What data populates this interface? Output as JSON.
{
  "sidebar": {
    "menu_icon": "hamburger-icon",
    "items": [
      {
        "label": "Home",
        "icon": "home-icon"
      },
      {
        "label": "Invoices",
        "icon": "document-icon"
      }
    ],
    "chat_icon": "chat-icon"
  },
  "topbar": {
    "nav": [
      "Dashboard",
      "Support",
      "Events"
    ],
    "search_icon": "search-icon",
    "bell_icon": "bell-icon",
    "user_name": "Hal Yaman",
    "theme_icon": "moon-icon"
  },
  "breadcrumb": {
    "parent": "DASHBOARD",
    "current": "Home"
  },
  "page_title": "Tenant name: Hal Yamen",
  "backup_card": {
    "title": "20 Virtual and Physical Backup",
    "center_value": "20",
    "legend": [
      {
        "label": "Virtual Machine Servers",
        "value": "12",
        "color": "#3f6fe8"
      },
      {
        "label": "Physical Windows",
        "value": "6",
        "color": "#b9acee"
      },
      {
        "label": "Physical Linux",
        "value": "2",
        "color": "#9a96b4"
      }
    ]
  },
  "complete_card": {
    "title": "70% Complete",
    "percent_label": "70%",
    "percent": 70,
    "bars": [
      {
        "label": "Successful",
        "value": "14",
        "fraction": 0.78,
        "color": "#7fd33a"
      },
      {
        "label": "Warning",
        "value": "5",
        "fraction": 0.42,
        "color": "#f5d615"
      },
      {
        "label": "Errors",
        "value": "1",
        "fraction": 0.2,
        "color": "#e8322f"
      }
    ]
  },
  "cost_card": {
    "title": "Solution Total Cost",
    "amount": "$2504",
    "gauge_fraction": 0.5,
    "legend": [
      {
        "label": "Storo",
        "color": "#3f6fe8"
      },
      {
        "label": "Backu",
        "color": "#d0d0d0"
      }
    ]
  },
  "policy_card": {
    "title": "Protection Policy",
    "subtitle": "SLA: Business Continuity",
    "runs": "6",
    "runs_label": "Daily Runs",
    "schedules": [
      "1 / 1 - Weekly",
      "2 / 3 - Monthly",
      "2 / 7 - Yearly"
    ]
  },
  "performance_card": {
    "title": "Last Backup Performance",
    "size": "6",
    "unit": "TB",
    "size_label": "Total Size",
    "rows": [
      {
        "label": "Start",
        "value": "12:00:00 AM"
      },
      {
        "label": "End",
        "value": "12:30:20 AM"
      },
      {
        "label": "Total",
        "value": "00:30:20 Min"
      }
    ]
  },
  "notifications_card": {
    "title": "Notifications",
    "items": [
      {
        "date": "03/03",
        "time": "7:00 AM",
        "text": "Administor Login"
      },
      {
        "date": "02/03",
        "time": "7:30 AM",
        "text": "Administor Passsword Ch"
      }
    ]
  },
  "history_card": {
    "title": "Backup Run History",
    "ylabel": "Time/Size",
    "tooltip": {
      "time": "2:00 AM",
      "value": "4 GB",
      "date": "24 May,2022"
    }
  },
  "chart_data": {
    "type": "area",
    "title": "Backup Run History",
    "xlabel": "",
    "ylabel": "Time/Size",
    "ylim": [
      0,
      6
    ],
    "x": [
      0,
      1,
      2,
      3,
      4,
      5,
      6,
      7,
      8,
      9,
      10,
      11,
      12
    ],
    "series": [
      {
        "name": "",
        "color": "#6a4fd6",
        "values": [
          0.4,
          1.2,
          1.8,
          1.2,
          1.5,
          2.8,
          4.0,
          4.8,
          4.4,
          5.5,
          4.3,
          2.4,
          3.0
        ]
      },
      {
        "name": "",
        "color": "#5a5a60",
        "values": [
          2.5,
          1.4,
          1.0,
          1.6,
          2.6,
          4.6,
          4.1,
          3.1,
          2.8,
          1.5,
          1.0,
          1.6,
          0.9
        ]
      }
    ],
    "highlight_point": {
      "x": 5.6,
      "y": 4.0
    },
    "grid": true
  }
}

• • • •

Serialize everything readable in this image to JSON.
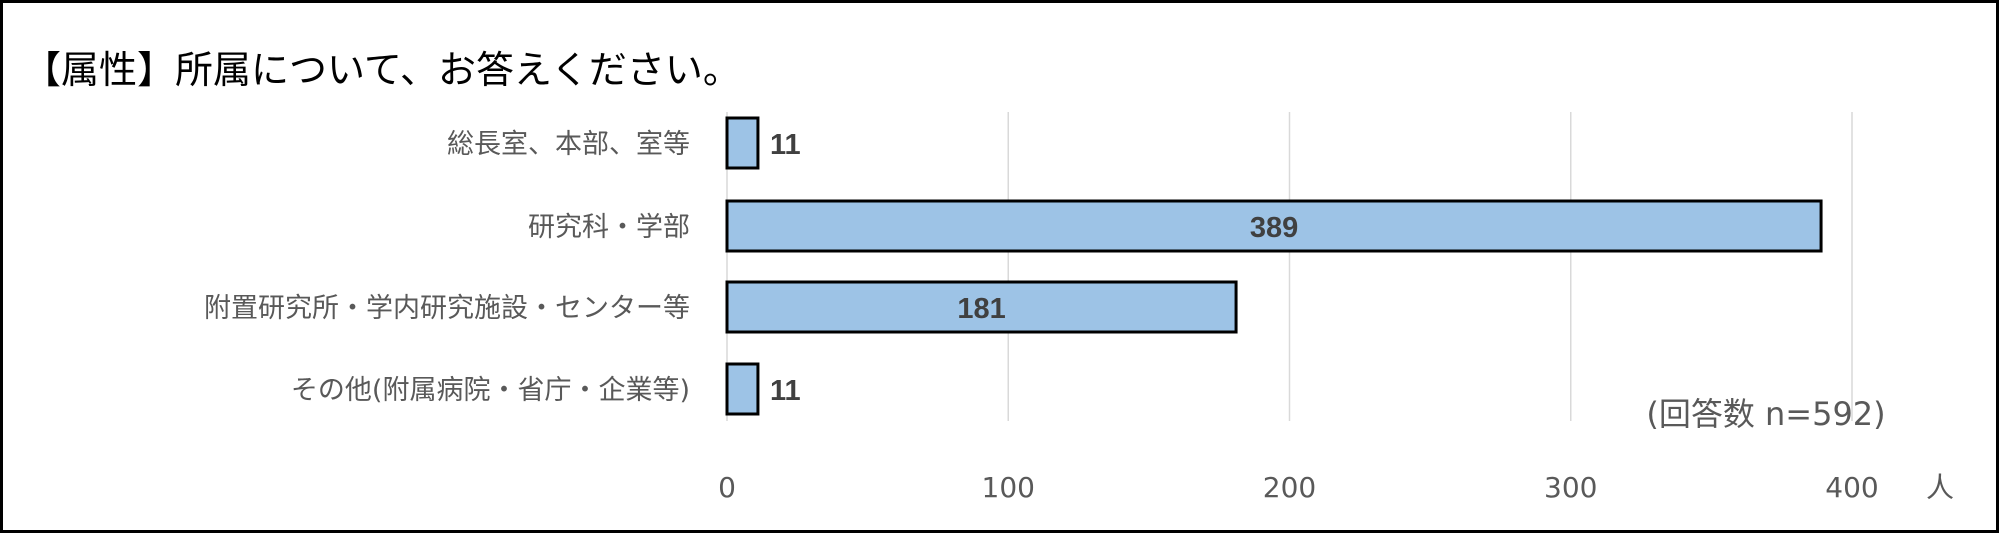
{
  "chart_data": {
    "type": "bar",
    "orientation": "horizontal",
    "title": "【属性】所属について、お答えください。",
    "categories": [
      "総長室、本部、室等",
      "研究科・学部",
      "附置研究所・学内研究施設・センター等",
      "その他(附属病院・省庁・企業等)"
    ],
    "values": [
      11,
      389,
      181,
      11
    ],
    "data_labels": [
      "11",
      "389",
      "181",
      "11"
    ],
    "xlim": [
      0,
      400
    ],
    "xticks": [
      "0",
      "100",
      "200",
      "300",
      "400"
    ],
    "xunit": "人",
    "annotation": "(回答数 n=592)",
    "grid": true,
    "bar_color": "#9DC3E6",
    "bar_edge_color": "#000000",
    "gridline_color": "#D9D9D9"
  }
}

• • • •

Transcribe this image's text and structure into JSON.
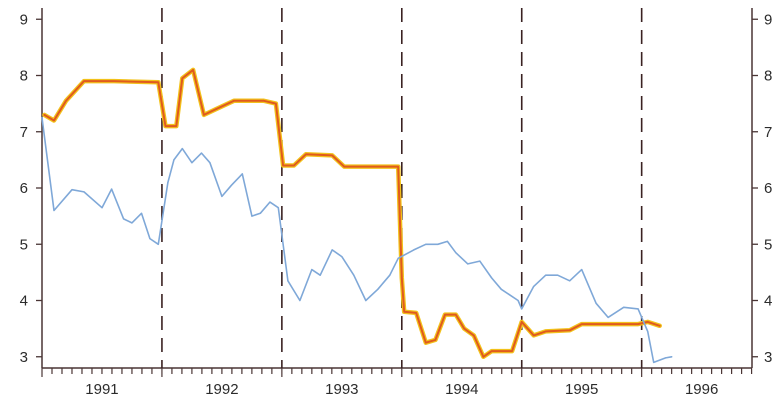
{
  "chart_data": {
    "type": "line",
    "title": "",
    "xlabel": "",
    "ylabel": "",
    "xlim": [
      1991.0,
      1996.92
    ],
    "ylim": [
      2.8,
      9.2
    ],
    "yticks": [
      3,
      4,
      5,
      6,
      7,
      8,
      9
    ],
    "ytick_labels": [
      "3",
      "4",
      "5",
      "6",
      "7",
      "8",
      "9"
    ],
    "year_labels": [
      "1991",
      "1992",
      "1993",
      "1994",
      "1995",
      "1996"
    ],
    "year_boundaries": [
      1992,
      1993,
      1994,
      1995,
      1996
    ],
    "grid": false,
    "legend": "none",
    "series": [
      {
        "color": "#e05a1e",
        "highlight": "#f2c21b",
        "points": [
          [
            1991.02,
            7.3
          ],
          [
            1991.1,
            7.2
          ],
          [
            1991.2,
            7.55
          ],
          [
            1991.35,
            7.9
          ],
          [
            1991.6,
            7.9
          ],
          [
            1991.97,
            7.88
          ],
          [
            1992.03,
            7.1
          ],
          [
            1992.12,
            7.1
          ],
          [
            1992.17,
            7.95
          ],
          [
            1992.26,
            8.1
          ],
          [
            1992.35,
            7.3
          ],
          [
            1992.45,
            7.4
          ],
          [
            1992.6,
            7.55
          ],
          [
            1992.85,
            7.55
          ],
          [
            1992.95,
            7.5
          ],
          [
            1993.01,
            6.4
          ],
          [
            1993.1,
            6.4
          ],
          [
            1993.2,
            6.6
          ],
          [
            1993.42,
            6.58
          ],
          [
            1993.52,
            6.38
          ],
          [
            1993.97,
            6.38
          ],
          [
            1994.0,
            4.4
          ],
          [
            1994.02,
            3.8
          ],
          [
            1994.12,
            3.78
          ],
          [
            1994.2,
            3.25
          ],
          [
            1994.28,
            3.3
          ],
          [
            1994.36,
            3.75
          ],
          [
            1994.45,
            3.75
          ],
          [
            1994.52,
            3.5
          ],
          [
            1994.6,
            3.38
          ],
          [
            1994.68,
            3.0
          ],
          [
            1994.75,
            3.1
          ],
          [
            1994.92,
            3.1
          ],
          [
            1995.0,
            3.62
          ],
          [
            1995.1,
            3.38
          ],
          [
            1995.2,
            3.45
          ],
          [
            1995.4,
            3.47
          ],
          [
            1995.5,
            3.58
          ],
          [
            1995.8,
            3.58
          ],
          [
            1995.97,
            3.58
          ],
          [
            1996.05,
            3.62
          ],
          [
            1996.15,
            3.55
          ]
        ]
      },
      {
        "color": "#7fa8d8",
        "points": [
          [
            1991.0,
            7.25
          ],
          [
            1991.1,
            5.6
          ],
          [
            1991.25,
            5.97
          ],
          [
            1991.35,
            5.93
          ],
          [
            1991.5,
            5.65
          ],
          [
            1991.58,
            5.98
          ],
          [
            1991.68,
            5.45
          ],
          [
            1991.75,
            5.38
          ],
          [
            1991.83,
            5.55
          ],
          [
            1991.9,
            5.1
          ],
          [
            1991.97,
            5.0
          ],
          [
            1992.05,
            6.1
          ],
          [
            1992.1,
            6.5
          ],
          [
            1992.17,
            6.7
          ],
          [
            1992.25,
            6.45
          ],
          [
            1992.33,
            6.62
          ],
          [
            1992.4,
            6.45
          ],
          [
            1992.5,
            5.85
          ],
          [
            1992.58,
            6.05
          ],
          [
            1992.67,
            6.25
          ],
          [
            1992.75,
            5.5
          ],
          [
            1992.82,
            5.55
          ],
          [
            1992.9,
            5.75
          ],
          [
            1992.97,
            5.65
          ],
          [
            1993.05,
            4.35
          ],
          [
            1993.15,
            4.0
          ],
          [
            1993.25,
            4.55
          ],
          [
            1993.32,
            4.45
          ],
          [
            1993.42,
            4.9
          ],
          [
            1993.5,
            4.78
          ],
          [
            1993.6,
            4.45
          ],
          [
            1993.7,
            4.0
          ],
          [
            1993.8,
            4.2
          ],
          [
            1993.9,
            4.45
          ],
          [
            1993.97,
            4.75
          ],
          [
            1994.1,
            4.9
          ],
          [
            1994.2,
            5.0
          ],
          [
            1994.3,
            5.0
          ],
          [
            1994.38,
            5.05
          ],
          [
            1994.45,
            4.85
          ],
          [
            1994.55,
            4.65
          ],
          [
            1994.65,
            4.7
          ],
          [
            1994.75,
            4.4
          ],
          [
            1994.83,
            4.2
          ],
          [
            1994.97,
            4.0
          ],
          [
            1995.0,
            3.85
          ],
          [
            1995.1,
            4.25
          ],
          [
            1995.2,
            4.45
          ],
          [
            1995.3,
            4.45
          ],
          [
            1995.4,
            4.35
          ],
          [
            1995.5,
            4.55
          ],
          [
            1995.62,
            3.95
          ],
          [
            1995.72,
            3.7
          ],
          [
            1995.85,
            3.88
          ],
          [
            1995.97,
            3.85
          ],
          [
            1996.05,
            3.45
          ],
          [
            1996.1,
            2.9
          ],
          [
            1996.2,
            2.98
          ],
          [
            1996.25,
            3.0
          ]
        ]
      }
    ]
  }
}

• • • •

What is expected | What is the number of lines in the listing that include the word "Administor"? Give that number and nothing else.

Exercise answer | 2